---------- Information given

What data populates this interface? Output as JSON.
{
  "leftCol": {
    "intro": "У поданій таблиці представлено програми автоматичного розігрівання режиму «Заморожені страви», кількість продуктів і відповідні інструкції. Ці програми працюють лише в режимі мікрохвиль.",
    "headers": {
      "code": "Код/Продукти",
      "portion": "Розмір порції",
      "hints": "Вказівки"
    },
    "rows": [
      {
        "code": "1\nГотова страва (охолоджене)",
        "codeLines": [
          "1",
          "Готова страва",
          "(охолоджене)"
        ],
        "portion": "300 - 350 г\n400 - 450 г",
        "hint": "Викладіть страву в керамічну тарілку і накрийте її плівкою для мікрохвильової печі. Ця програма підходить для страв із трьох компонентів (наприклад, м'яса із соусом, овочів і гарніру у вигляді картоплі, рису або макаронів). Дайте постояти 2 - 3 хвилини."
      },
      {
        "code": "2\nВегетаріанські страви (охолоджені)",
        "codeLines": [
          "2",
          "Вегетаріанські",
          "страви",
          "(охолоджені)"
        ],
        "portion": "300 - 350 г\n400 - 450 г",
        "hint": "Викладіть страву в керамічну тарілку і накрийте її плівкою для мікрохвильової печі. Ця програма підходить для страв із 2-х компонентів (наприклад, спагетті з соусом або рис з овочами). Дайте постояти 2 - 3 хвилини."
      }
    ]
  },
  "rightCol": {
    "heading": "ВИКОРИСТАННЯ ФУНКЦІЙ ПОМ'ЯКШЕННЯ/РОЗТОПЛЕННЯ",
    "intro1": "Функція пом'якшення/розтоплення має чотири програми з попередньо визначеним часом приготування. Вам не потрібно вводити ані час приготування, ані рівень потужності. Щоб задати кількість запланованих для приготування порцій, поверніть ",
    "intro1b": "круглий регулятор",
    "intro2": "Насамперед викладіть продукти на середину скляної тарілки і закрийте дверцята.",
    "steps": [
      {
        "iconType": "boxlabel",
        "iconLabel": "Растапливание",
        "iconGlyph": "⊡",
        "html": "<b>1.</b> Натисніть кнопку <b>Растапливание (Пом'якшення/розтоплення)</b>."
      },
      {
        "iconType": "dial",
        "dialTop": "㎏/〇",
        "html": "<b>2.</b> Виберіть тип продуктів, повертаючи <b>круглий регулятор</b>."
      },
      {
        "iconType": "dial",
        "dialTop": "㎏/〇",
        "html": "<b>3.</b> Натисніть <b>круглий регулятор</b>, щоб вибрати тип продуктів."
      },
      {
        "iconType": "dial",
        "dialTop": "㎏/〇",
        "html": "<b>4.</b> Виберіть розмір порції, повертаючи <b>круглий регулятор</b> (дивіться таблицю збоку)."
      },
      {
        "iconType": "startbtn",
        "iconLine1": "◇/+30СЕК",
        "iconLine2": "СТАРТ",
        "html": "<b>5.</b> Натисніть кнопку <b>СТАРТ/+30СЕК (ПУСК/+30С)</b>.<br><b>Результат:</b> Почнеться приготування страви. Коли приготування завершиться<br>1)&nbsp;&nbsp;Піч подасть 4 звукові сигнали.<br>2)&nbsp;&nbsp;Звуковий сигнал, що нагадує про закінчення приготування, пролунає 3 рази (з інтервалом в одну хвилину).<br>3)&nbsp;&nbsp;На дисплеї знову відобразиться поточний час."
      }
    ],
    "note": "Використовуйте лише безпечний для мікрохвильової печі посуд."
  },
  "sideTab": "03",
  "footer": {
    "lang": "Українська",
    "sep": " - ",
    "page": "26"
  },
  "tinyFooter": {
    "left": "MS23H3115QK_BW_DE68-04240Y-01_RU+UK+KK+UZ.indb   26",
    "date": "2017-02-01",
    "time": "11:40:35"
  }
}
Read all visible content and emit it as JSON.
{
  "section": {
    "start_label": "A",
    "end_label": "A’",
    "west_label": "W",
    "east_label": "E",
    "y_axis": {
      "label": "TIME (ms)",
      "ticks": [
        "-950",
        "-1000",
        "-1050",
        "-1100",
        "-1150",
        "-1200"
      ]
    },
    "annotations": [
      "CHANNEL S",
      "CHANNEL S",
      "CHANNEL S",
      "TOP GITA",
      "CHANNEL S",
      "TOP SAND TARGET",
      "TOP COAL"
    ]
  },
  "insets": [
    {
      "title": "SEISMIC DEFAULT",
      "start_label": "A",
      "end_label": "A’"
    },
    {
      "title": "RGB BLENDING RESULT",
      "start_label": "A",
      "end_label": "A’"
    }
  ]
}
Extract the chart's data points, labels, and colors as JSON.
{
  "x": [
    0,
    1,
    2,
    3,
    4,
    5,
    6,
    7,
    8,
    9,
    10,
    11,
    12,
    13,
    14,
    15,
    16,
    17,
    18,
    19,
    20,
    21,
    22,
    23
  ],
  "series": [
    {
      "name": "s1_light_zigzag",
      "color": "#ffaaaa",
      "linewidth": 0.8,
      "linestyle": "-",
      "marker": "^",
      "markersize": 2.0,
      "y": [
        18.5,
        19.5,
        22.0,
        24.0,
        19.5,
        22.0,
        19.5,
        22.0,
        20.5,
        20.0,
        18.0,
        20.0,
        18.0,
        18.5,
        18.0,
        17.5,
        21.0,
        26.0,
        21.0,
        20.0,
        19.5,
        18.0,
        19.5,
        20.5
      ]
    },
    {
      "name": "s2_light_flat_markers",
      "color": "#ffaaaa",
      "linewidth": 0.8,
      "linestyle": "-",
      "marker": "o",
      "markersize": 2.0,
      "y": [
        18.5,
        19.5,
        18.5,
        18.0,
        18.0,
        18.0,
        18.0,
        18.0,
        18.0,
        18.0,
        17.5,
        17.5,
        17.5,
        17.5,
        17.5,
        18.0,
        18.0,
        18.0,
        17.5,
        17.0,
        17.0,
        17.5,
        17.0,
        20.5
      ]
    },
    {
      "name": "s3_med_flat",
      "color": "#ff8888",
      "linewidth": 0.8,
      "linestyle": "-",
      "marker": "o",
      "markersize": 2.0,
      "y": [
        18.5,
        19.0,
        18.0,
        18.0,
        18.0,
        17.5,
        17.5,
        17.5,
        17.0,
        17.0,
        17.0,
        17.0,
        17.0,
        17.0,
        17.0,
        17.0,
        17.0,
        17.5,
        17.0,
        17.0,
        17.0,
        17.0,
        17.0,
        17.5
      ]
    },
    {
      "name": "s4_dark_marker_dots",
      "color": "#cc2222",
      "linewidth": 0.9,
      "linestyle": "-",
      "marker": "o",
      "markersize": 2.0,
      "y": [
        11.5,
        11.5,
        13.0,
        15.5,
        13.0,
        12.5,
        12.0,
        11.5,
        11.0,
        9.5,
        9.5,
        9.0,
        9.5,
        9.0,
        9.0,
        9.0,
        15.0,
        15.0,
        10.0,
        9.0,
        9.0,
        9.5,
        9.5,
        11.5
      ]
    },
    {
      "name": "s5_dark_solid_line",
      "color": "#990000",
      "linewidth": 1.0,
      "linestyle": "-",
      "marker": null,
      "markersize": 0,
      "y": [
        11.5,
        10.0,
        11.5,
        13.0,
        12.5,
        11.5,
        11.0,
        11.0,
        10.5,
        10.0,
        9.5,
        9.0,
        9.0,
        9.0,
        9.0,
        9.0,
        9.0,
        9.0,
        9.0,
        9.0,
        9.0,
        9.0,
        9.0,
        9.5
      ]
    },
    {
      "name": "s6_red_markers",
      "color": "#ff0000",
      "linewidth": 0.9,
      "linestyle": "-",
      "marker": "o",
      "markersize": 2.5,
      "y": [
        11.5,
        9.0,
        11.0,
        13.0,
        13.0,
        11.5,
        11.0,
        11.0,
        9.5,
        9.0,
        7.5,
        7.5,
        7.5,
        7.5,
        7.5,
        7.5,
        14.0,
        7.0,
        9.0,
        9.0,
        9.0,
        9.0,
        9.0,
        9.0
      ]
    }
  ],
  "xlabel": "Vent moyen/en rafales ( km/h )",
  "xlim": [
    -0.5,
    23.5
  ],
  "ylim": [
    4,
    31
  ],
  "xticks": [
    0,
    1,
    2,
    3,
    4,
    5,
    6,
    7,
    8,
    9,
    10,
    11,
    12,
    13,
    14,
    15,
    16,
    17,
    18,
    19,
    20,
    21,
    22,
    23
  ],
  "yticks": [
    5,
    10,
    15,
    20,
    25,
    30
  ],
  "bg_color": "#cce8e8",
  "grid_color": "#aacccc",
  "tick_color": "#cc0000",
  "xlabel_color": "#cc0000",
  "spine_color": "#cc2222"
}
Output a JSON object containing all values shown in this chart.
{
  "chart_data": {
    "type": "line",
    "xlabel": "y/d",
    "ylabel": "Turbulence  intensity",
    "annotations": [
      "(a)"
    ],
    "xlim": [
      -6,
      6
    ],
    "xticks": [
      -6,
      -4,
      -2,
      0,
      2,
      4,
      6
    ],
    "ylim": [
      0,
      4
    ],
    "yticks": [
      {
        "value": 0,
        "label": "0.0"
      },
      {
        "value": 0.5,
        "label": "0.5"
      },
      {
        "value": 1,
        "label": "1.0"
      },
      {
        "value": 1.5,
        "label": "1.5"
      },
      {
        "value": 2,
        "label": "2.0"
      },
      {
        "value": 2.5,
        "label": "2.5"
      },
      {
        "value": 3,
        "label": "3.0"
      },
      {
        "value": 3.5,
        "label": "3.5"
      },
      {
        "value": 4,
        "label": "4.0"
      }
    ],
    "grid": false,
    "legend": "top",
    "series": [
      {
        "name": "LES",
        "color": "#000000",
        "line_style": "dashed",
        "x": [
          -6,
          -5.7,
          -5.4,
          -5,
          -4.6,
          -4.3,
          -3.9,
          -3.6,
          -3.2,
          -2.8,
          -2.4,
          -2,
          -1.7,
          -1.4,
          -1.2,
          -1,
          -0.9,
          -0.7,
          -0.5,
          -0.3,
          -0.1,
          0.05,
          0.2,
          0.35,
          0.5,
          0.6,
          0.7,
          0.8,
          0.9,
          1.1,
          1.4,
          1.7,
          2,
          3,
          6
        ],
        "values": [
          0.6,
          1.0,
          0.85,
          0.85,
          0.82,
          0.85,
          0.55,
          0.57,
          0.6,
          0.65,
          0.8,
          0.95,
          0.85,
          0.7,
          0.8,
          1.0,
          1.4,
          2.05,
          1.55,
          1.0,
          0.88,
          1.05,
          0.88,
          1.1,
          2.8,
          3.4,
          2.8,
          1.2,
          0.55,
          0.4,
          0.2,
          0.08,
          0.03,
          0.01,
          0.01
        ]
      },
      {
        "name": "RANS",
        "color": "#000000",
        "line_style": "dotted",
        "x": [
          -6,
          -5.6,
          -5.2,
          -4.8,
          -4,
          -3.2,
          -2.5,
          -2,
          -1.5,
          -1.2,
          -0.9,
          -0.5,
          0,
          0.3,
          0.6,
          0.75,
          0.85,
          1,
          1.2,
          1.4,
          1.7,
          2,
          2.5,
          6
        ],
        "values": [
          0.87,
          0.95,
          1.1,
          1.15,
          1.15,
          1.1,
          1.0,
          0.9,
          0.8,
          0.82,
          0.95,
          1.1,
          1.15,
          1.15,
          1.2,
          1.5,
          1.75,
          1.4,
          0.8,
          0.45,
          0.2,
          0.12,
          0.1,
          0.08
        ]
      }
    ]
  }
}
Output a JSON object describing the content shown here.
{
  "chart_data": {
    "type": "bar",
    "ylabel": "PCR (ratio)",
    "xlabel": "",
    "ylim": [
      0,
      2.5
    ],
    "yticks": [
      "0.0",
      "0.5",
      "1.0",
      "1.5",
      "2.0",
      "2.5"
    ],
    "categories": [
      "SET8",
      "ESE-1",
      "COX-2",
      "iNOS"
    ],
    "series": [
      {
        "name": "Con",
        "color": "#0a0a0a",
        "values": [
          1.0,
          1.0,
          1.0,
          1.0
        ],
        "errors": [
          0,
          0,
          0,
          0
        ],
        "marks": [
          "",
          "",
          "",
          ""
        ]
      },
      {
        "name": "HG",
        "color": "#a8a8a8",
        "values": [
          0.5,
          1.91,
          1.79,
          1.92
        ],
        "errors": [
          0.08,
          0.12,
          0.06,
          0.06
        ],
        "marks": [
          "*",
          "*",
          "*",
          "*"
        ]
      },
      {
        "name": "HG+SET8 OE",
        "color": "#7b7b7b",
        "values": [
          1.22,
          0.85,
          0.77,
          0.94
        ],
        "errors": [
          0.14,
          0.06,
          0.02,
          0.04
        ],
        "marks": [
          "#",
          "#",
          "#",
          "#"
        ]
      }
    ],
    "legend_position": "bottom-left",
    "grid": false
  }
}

--------------------

» **Aim**:
Scan the records above for the string "печі", then report every line that contains it.

» **Answer to this task**:
        "hint": "Викладіть страву в керамічну тарілку і накрийте її плівкою для мікрохвильової печі. Ця програма підходить для страв із трьох компонентів (наприклад, м'яса із соусом, овочів і гарніру у вигляді картоплі, рису або макаронів). Дайте постояти 2 - 3 хвилини."
        "hint": "Викладіть страву в керамічну тарілку і накрийте її плівкою для мікрохвильової печі. Ця програма підходить для страв із 2-х компонентів (наприклад, спагетті з соусом або рис з овочами). Дайте постояти 2 - 3 хвилини."
    "note": "Використовуйте лише безпечний для мікрохвильової печі посуд."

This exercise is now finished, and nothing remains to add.